- **TASK STATEMENT**:
Retyping the records exactly, down to the last line, is the whole job.
Start of SUPPLIED RECORDS
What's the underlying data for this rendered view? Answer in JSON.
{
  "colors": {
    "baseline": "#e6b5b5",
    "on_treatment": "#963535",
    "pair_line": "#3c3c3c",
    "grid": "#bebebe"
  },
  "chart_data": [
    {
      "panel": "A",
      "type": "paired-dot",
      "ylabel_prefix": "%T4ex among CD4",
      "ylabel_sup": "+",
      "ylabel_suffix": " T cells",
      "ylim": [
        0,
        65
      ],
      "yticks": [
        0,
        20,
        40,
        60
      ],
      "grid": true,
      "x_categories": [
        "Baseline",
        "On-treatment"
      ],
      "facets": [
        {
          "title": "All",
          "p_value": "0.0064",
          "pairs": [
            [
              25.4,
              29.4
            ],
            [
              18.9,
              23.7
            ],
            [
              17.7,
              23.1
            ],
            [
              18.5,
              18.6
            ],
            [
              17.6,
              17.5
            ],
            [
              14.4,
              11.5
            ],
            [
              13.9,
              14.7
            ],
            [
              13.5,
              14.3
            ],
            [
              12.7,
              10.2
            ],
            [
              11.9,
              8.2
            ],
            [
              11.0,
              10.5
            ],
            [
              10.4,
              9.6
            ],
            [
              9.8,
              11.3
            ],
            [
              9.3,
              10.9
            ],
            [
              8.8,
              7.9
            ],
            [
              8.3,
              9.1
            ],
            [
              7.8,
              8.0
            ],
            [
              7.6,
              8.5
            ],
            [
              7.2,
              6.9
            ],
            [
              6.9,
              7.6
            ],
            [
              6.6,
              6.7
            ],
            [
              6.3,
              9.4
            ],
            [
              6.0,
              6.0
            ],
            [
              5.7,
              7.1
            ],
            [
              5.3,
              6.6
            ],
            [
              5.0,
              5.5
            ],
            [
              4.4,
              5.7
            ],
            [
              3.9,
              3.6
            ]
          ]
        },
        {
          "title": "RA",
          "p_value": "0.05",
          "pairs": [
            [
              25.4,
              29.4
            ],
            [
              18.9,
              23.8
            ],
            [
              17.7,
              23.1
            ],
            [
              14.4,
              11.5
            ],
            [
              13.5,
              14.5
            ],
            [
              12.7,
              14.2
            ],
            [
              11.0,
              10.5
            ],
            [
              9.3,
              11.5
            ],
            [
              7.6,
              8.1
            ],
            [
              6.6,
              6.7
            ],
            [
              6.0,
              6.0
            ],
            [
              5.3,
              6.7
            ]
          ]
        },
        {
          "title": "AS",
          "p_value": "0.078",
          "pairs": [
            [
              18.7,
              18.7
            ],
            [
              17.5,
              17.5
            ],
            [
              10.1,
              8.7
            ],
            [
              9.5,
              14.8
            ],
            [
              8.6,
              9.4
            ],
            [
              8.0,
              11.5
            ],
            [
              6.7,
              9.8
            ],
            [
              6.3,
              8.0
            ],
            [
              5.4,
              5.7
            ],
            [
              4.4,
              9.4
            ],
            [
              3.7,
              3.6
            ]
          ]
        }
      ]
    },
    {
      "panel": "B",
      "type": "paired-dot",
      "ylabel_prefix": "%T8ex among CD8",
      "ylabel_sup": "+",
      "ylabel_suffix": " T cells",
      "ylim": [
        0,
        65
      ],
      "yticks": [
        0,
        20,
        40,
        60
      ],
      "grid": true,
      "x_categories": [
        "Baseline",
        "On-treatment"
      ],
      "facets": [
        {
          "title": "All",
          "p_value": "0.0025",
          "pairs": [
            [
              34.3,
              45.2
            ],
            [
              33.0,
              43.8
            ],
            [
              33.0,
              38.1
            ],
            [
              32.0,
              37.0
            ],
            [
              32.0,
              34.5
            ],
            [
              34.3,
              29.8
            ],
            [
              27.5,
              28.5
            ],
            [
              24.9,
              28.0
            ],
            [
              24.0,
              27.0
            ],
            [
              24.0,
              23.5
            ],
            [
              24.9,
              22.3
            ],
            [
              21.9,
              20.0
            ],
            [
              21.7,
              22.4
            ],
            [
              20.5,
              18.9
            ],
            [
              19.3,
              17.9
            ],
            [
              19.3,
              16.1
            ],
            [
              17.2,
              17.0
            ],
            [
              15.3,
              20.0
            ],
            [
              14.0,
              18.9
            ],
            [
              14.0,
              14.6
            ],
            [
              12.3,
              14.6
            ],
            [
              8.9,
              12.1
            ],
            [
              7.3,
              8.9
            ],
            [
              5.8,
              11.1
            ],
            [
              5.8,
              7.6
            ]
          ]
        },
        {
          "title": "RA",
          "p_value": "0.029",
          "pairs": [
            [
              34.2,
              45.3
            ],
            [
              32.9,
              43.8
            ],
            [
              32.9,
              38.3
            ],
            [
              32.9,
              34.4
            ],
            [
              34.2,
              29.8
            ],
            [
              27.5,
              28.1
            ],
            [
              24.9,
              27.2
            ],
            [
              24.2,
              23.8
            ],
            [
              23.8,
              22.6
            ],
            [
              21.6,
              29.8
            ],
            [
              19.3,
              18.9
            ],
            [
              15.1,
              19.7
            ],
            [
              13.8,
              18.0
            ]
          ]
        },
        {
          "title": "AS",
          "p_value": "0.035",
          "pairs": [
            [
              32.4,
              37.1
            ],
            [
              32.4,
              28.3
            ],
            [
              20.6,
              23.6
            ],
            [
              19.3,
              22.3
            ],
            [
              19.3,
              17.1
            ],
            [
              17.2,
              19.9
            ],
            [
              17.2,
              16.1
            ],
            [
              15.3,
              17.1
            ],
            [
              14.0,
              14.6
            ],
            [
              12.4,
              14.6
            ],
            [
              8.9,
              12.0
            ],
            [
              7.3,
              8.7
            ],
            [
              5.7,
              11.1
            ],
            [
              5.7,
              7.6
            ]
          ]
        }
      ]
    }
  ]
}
End of SUPPLIED RECORDS
- **FINISHED TASK**:
What's the underlying data for this rendered view? Answer in JSON.
{
  "colors": {
    "baseline": "#e6b5b5",
    "on_treatment": "#963535",
    "pair_line": "#3c3c3c",
    "grid": "#bebebe"
  },
  "chart_data": [
    {
      "panel": "A",
      "type": "paired-dot",
      "ylabel_prefix": "%T4ex among CD4",
      "ylabel_sup": "+",
      "ylabel_suffix": " T cells",
      "ylim": [
        0,
        65
      ],
      "yticks": [
        0,
        20,
        40,
        60
      ],
      "grid": true,
      "x_categories": [
        "Baseline",
        "On-treatment"
      ],
      "facets": [
        {
          "title": "All",
          "p_value": "0.0064",
          "pairs": [
            [
              25.4,
              29.4
            ],
            [
              18.9,
              23.7
            ],
            [
              17.7,
              23.1
            ],
            [
              18.5,
              18.6
            ],
            [
              17.6,
              17.5
            ],
            [
              14.4,
              11.5
            ],
            [
              13.9,
              14.7
            ],
            [
              13.5,
              14.3
            ],
            [
              12.7,
              10.2
            ],
            [
              11.9,
              8.2
            ],
            [
              11.0,
              10.5
            ],
            [
              10.4,
              9.6
            ],
            [
              9.8,
              11.3
            ],
            [
              9.3,
              10.9
            ],
            [
              8.8,
              7.9
            ],
            [
              8.3,
              9.1
            ],
            [
              7.8,
              8.0
            ],
            [
              7.6,
              8.5
            ],
            [
              7.2,
              6.9
            ],
            [
              6.9,
              7.6
            ],
            [
              6.6,
              6.7
            ],
            [
              6.3,
              9.4
            ],
            [
              6.0,
              6.0
            ],
            [
              5.7,
              7.1
            ],
            [
              5.3,
              6.6
            ],
            [
              5.0,
              5.5
            ],
            [
              4.4,
              5.7
            ],
            [
              3.9,
              3.6
            ]
          ]
        },
        {
          "title": "RA",
          "p_value": "0.05",
          "pairs": [
            [
              25.4,
              29.4
            ],
            [
              18.9,
              23.8
            ],
            [
              17.7,
              23.1
            ],
            [
              14.4,
              11.5
            ],
            [
              13.5,
              14.5
            ],
            [
              12.7,
              14.2
            ],
            [
              11.0,
              10.5
            ],
            [
              9.3,
              11.5
            ],
            [
              7.6,
              8.1
            ],
            [
              6.6,
              6.7
            ],
            [
              6.0,
              6.0
            ],
            [
              5.3,
              6.7
            ]
          ]
        },
        {
          "title": "AS",
          "p_value": "0.078",
          "pairs": [
            [
              18.7,
              18.7
            ],
            [
              17.5,
              17.5
            ],
            [
              10.1,
              8.7
            ],
            [
              9.5,
              14.8
            ],
            [
              8.6,
              9.4
            ],
            [
              8.0,
              11.5
            ],
            [
              6.7,
              9.8
            ],
            [
              6.3,
              8.0
            ],
            [
              5.4,
              5.7
            ],
            [
              4.4,
              9.4
            ],
            [
              3.7,
              3.6
            ]
          ]
        }
      ]
    },
    {
      "panel": "B",
      "type": "paired-dot",
      "ylabel_prefix": "%T8ex among CD8",
      "ylabel_sup": "+",
      "ylabel_suffix": " T cells",
      "ylim": [
        0,
        65
      ],
      "yticks": [
        0,
        20,
        40,
        60
      ],
      "grid": true,
      "x_categories": [
        "Baseline",
        "On-treatment"
      ],
      "facets": [
        {
          "title": "All",
          "p_value": "0.0025",
          "pairs": [
            [
              34.3,
              45.2
            ],
            [
              33.0,
              43.8
            ],
            [
              33.0,
              38.1
            ],
            [
              32.0,
              37.0
            ],
            [
              32.0,
              34.5
            ],
            [
              34.3,
              29.8
            ],
            [
              27.5,
              28.5
            ],
            [
              24.9,
              28.0
            ],
            [
              24.0,
              27.0
            ],
            [
              24.0,
              23.5
            ],
            [
              24.9,
              22.3
            ],
            [
              21.9,
              20.0
            ],
            [
              21.7,
              22.4
            ],
            [
              20.5,
              18.9
            ],
            [
              19.3,
              17.9
            ],
            [
              19.3,
              16.1
            ],
            [
              17.2,
              17.0
            ],
            [
              15.3,
              20.0
            ],
            [
              14.0,
              18.9
            ],
            [
              14.0,
              14.6
            ],
            [
              12.3,
              14.6
            ],
            [
              8.9,
              12.1
            ],
            [
              7.3,
              8.9
            ],
            [
              5.8,
              11.1
            ],
            [
              5.8,
              7.6
            ]
          ]
        },
        {
          "title": "RA",
          "p_value": "0.029",
          "pairs": [
            [
              34.2,
              45.3
            ],
            [
              32.9,
              43.8
            ],
            [
              32.9,
              38.3
            ],
            [
              32.9,
              34.4
            ],
            [
              34.2,
              29.8
            ],
            [
              27.5,
              28.1
            ],
            [
              24.9,
              27.2
            ],
            [
              24.2,
              23.8
            ],
            [
              23.8,
              22.6
            ],
            [
              21.6,
              29.8
            ],
            [
              19.3,
              18.9
            ],
            [
              15.1,
              19.7
            ],
            [
              13.8,
              18.0
            ]
          ]
        },
        {
          "title": "AS",
          "p_value": "0.035",
          "pairs": [
            [
              32.4,
              37.1
            ],
            [
              32.4,
              28.3
            ],
            [
              20.6,
              23.6
            ],
            [
              19.3,
              22.3
            ],
            [
              19.3,
              17.1
            ],
            [
              17.2,
              19.9
            ],
            [
              17.2,
              16.1
            ],
            [
              15.3,
              17.1
            ],
            [
              14.0,
              14.6
            ],
            [
              12.4,
              14.6
            ],
            [
              8.9,
              12.0
            ],
            [
              7.3,
              8.7
            ],
            [
              5.7,
              11.1
            ],
            [
              5.7,
              7.6
            ]
          ]
        }
      ]
    }
  ]
}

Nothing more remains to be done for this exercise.